| REQUIRED TASK |
Across the listing below, count the lines that mention the string "CANTIDAD". Reply with the figure only.
-- start INFORMATION SUPPLIED --
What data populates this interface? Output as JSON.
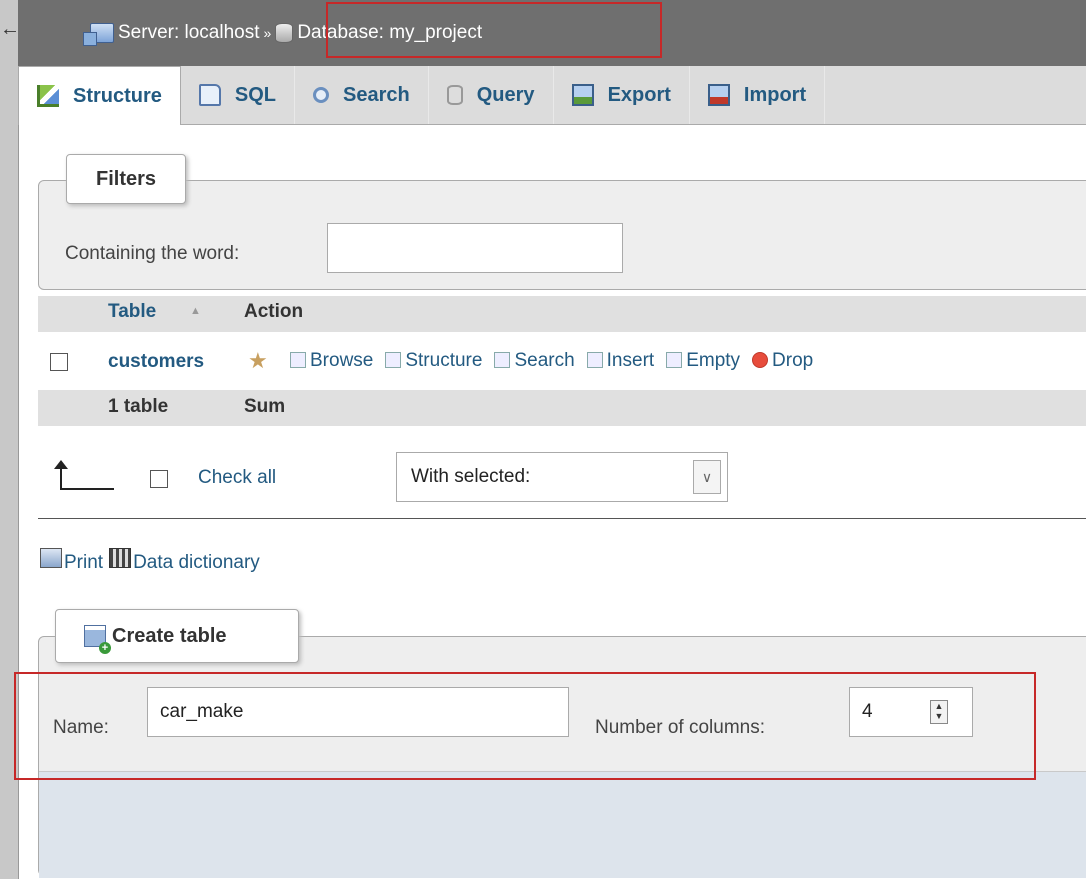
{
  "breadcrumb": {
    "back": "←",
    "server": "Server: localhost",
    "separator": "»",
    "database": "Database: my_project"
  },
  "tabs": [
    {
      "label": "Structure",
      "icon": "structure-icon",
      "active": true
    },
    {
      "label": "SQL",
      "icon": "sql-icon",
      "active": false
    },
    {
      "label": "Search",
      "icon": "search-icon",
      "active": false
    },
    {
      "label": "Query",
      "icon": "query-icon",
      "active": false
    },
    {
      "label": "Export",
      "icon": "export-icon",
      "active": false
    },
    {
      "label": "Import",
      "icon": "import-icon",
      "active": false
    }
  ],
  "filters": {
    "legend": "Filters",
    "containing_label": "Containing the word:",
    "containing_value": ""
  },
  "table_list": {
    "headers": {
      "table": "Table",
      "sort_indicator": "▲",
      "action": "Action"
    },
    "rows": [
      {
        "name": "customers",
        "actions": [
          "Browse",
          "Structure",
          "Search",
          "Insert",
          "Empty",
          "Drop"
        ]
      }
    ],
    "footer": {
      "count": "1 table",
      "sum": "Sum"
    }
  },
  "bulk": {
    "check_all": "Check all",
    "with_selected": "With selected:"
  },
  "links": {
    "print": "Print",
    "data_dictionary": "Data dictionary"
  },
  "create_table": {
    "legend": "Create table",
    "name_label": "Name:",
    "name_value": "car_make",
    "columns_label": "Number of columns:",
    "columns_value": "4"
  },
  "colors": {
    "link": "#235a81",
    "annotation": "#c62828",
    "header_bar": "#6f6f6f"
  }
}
-- end INFORMATION SUPPLIED --
-- start INFORMATION SUPPLIED --
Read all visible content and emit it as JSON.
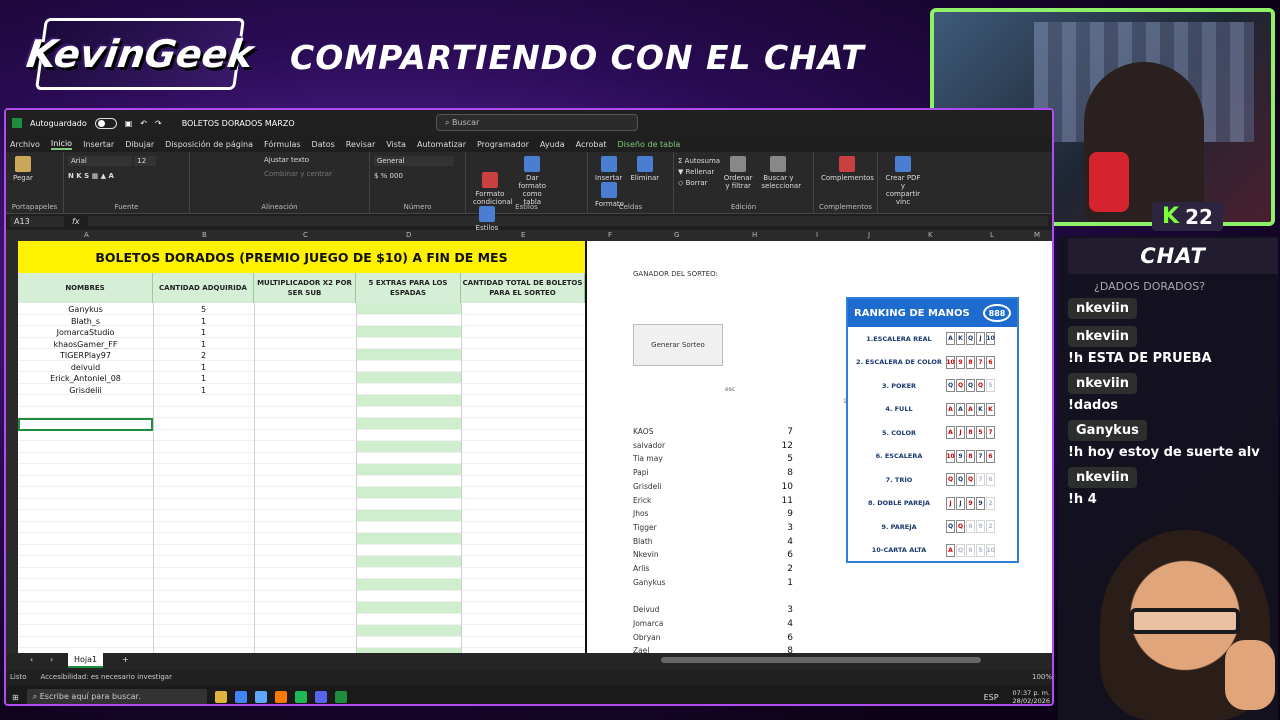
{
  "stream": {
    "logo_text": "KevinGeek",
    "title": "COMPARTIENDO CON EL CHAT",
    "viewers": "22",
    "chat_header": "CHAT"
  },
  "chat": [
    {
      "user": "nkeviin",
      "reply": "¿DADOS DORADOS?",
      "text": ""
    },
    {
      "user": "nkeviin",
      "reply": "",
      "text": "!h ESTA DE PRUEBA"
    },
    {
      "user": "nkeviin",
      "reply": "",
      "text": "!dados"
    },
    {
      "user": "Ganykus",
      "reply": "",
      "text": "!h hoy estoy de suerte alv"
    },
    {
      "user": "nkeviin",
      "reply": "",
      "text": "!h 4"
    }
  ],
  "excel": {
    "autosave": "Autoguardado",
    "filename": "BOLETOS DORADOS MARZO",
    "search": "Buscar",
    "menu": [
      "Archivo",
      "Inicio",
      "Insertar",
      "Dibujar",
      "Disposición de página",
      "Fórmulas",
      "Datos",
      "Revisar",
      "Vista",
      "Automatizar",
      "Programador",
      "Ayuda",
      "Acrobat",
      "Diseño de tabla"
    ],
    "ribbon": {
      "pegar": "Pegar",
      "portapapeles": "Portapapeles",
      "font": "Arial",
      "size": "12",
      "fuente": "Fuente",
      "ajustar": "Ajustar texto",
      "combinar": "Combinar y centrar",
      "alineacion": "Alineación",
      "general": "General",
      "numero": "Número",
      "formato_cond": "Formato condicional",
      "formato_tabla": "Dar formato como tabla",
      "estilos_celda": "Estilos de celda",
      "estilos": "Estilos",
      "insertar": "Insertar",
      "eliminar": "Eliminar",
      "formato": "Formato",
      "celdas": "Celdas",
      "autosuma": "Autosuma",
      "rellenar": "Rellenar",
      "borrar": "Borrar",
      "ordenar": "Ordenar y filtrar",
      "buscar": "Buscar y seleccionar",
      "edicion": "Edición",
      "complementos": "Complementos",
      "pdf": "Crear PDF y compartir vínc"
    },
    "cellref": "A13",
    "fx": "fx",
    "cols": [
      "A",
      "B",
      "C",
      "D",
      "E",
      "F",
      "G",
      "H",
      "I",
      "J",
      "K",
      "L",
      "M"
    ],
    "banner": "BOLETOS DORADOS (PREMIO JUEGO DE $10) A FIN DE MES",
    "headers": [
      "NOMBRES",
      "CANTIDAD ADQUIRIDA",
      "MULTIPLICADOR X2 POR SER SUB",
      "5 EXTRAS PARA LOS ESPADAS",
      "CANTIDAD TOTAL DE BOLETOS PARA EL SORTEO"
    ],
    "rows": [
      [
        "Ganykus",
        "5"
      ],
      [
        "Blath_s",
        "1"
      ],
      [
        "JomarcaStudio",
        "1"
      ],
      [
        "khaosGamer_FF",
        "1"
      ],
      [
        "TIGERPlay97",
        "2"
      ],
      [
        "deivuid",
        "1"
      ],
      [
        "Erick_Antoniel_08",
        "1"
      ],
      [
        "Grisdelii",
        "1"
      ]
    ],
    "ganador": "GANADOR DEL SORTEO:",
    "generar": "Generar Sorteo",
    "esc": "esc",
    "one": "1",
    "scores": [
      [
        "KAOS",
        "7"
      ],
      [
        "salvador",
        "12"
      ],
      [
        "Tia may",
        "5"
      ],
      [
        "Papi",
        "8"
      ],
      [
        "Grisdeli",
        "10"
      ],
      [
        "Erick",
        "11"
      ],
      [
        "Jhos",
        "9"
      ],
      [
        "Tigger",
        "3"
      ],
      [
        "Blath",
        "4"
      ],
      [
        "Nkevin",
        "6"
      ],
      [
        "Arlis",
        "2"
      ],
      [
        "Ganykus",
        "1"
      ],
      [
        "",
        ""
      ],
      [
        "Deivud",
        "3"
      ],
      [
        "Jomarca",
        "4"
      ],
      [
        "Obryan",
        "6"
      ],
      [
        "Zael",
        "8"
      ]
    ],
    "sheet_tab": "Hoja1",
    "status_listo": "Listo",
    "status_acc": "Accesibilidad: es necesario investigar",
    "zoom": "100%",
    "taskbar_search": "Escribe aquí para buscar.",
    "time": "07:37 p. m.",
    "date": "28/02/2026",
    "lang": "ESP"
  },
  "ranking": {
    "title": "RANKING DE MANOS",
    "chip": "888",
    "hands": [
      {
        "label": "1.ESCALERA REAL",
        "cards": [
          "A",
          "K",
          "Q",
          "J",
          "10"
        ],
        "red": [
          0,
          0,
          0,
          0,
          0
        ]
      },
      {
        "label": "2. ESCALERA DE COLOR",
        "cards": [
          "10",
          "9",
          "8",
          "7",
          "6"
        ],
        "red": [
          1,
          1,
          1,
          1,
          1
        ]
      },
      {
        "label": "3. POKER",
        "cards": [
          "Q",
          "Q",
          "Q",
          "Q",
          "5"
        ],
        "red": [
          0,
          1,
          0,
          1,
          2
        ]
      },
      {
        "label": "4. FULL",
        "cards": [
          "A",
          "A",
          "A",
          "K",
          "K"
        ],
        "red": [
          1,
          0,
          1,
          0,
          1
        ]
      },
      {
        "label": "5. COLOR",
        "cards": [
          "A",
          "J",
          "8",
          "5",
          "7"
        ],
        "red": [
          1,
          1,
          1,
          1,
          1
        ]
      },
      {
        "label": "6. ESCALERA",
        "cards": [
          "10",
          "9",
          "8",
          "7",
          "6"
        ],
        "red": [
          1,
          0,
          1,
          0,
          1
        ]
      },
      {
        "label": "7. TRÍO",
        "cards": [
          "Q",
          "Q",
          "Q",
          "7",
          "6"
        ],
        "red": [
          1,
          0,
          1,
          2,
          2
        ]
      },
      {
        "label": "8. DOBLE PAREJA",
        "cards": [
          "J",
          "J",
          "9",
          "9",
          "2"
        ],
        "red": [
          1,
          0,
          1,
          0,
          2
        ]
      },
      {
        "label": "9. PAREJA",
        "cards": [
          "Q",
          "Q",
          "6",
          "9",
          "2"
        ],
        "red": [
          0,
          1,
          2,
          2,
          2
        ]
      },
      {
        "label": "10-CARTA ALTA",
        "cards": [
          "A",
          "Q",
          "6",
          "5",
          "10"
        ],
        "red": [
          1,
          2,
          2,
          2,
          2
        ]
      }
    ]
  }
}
-- end INFORMATION SUPPLIED --
-- start INFORMATION SUPPLIED --
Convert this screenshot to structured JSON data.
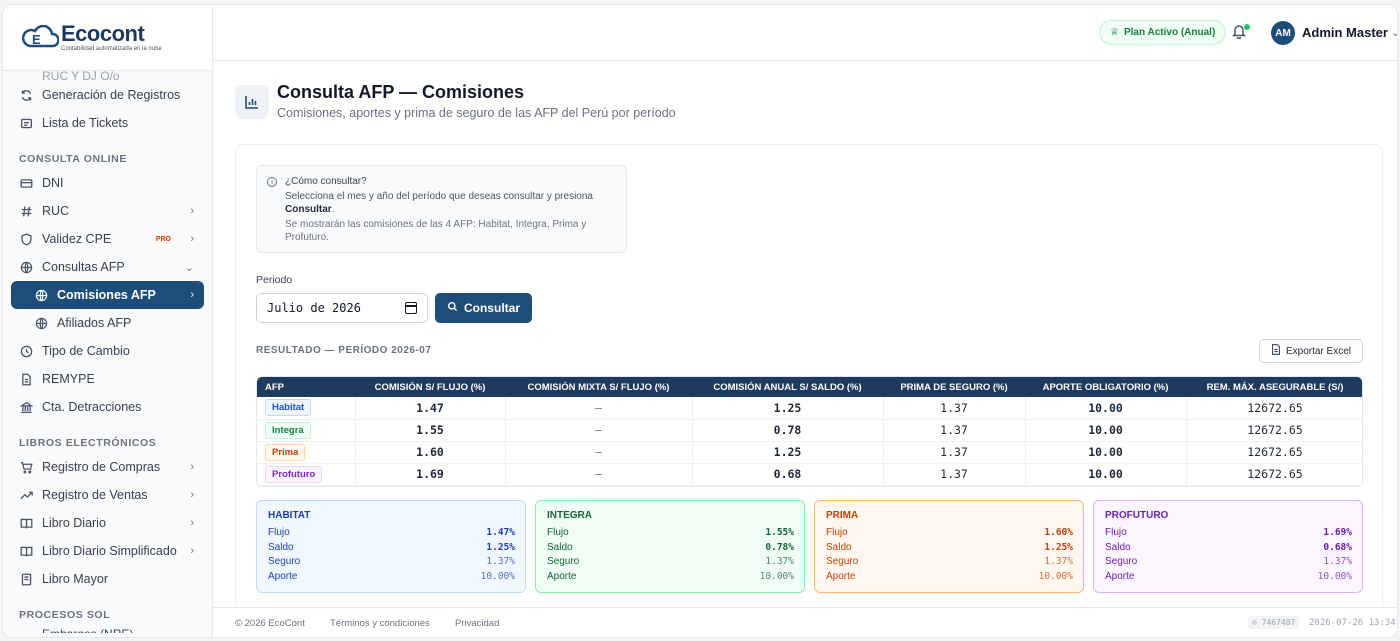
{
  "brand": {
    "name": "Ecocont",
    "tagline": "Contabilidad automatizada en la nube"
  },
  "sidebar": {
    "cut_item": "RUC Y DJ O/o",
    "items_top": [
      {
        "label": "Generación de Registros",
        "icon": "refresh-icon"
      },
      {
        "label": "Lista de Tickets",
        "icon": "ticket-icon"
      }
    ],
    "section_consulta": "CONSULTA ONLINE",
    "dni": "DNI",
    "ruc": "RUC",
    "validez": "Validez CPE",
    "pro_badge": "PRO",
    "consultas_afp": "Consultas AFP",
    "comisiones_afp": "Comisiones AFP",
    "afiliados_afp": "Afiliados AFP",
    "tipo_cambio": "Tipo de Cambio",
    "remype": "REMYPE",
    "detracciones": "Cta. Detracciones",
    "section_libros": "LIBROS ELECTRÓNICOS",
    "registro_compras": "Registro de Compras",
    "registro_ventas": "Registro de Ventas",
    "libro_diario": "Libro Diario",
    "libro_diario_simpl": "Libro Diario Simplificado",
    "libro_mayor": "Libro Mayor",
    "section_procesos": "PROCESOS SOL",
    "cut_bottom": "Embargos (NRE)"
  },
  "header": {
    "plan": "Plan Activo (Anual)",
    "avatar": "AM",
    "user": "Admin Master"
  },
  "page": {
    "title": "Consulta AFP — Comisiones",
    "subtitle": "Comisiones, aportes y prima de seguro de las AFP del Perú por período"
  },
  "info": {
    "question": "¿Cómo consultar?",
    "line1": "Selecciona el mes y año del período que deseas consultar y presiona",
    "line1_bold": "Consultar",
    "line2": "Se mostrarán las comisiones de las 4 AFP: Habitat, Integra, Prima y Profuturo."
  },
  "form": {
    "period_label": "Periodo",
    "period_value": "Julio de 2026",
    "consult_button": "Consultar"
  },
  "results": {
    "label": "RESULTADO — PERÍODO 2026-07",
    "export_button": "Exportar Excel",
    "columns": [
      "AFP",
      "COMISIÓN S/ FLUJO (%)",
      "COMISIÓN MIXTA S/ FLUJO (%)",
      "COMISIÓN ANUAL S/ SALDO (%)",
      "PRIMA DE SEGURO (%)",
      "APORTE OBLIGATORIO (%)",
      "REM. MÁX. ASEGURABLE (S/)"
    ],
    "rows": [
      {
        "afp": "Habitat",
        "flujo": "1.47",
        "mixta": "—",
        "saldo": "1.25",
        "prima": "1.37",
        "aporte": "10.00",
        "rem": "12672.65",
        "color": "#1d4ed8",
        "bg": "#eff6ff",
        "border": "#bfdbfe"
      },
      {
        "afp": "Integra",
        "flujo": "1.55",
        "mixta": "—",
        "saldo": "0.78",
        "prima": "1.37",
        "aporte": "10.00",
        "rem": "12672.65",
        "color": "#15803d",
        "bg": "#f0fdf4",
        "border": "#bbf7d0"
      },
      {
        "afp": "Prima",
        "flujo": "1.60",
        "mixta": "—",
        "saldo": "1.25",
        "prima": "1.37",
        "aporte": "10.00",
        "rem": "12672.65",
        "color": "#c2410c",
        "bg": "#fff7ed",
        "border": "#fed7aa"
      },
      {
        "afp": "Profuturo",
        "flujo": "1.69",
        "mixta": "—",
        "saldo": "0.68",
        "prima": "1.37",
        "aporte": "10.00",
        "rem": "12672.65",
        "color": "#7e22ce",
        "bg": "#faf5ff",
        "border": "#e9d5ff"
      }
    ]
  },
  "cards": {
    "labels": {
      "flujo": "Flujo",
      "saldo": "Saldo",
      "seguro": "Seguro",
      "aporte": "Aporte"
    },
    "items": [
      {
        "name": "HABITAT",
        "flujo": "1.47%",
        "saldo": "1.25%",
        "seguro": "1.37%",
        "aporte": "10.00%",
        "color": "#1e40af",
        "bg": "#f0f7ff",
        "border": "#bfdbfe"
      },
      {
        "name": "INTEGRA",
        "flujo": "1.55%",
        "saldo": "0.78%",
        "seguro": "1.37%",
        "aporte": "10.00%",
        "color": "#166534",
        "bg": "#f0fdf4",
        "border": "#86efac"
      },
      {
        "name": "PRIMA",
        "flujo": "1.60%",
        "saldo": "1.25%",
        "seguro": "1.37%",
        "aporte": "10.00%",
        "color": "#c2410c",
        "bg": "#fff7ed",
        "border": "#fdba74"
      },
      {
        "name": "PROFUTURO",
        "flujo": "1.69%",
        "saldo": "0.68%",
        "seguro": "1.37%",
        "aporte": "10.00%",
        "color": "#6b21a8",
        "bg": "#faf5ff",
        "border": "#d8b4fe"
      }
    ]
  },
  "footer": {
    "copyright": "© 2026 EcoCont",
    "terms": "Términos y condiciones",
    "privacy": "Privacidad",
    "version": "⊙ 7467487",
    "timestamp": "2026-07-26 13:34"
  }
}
-- end INFORMATION SUPPLIED --
| CORRECT RESPONSE |
2